§ WRITTEN INSTRUCTION: Output the entries below exactly as written, omitting pictures.

§ Data records:
============================================================

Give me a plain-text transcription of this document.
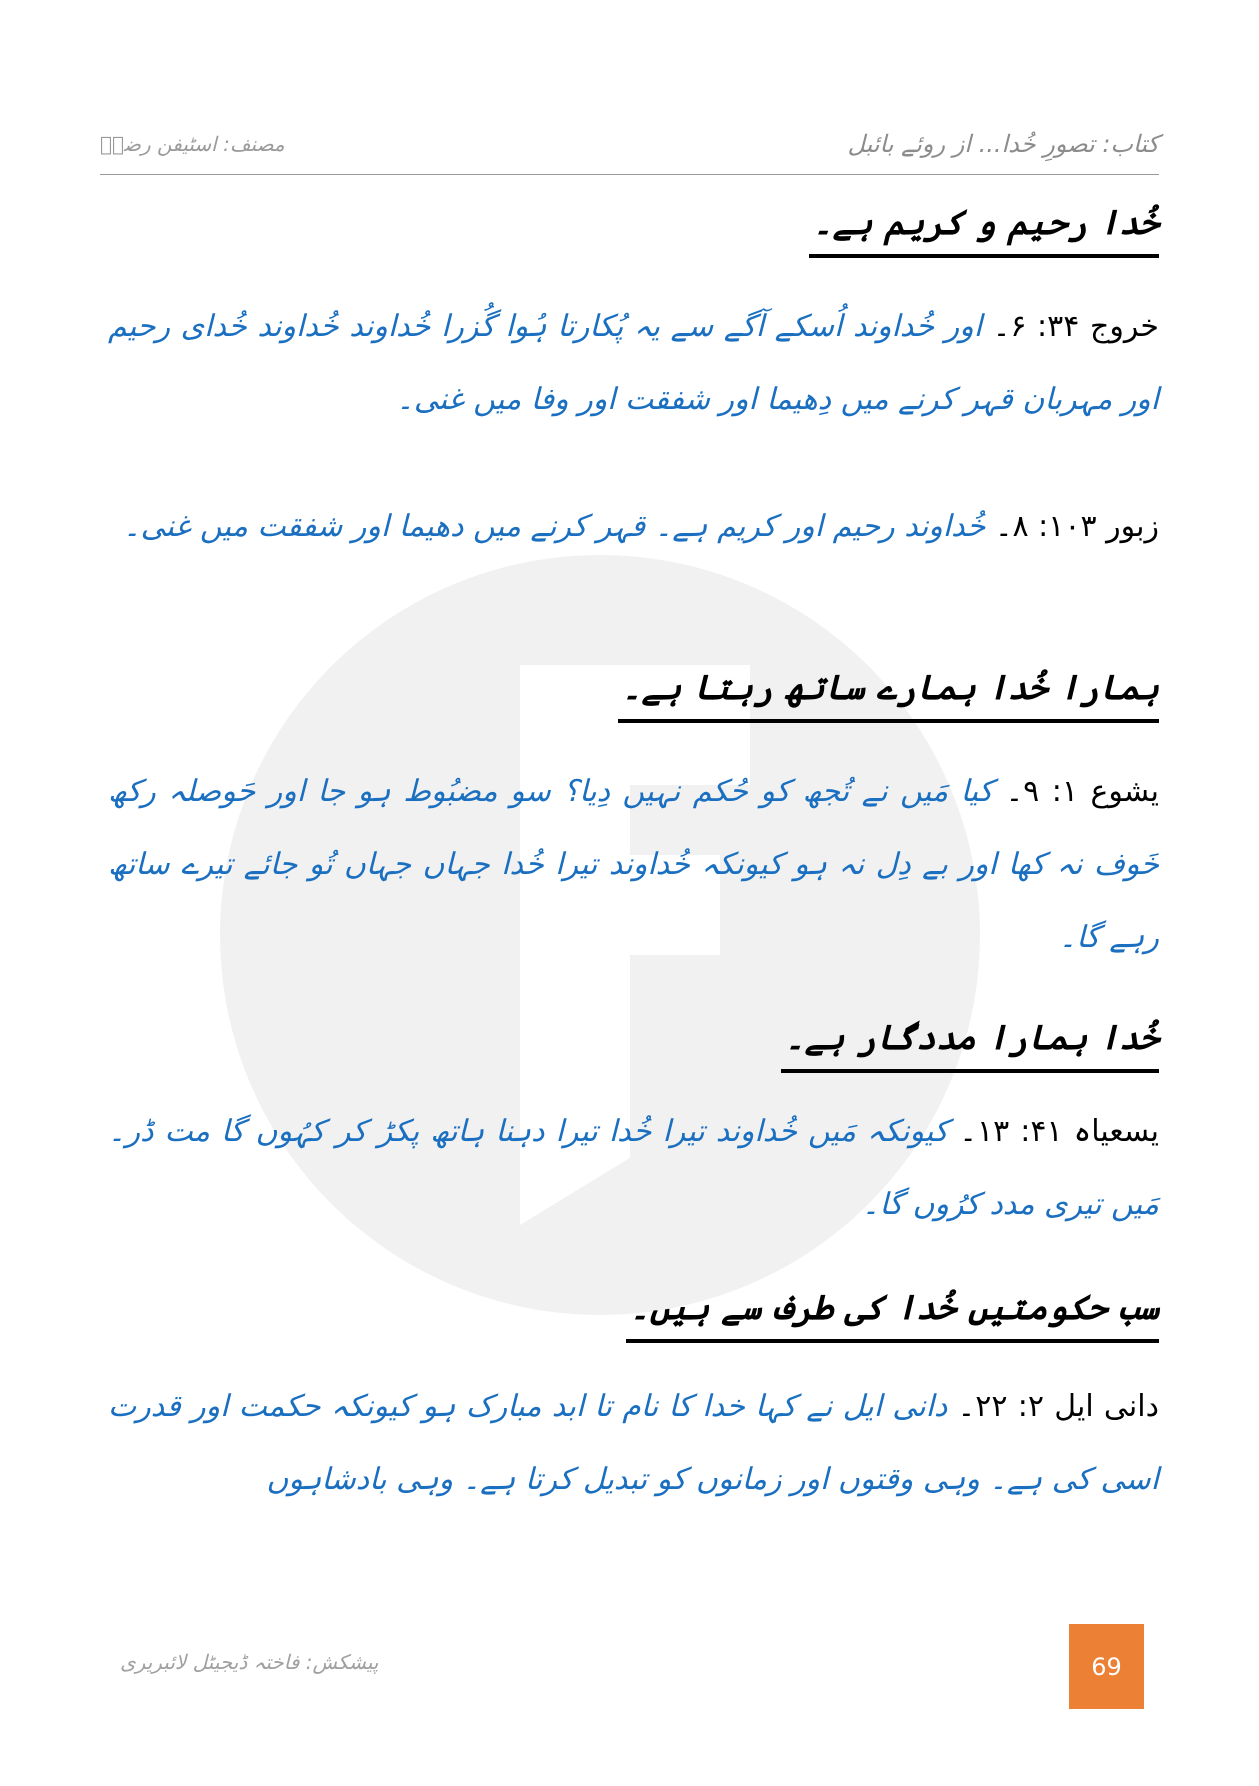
کتاب: تصورِ خُدا... از روئے بائبل
مصنف: اسٹیفن رضاؔ
خُدا رحیم و کریم ہے۔

خروج ۳۴: ۶۔ اور خُداوند اُسکے آگے سے یہ پُکارتا ہُوا گُزرا خُداوند خُداوند خُدای رحیم اور مہربان قہر کرنے میں دِھیما اور شفقت اور وفا میں غنی۔

زبور ۱۰۳: ۸۔ خُداوند رحیم اور کریم ہے۔ قہر کرنے میں دھیما اور شفقت میں غنی۔

ہمارا خُدا ہمارے ساتھ رہتا ہے۔

یشوع ۱: ۹۔ کیا مَیں نے تُجھ کو حُکم نہیں دِیا؟ سو مضبُوط ہو جا اور حَوصلہ رکھ خَوف نہ کھا اور بے دِل نہ ہو کیونکہ خُداوند تیرا خُدا جہاں جہاں تُو جائے تیرے ساتھ رہے گا۔

خُدا ہمارا مددگار ہے۔

یسعیاہ ۴۱: ۱۳۔ کیونکہ مَیں خُداوند تیرا خُدا تیرا دہنا ہاتھ پکڑ کر کہُوں گا مت ڈر۔ مَیں تیری مدد کرُوں گا۔

سب حکومتیں خُدا کی طرف سے ہیں۔

دانی ایل ۲: ۲۲۔ دانی ایل نے کہا خدا کا نام تا ابد مبارک ہو کیونکہ حکمت اور قدرت اسی کی ہے۔ وہی وقتوں اور زمانوں کو تبدیل کرتا ہے۔ وہی بادشاہوں

پیشکش: فاختہ ڈیجیٹل لائبریری	69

============================================================

§ RESULT OF THIS TASK:
Give me a plain-text transcription of this document.
کتاب: تصورِ خُدا... از روئے بائبل
مصنف: اسٹیفن رضاؔ
خُدا رحیم و کریم ہے۔

خروج ۳۴: ۶۔ اور خُداوند اُسکے آگے سے یہ پُکارتا ہُوا گُزرا خُداوند خُداوند خُدای رحیم اور مہربان قہر کرنے میں دِھیما اور شفقت اور وفا میں غنی۔

زبور ۱۰۳: ۸۔ خُداوند رحیم اور کریم ہے۔ قہر کرنے میں دھیما اور شفقت میں غنی۔

ہمارا خُدا ہمارے ساتھ رہتا ہے۔

یشوع ۱: ۹۔ کیا مَیں نے تُجھ کو حُکم نہیں دِیا؟ سو مضبُوط ہو جا اور حَوصلہ رکھ خَوف نہ کھا اور بے دِل نہ ہو کیونکہ خُداوند تیرا خُدا جہاں جہاں تُو جائے تیرے ساتھ رہے گا۔

خُدا ہمارا مددگار ہے۔

یسعیاہ ۴۱: ۱۳۔ کیونکہ مَیں خُداوند تیرا خُدا تیرا دہنا ہاتھ پکڑ کر کہُوں گا مت ڈر۔ مَیں تیری مدد کرُوں گا۔

سب حکومتیں خُدا کی طرف سے ہیں۔

دانی ایل ۲: ۲۲۔ دانی ایل نے کہا خدا کا نام تا ابد مبارک ہو کیونکہ حکمت اور قدرت اسی کی ہے۔ وہی وقتوں اور زمانوں کو تبدیل کرتا ہے۔ وہی بادشاہوں

پیشکش: فاختہ ڈیجیٹل لائبریری	69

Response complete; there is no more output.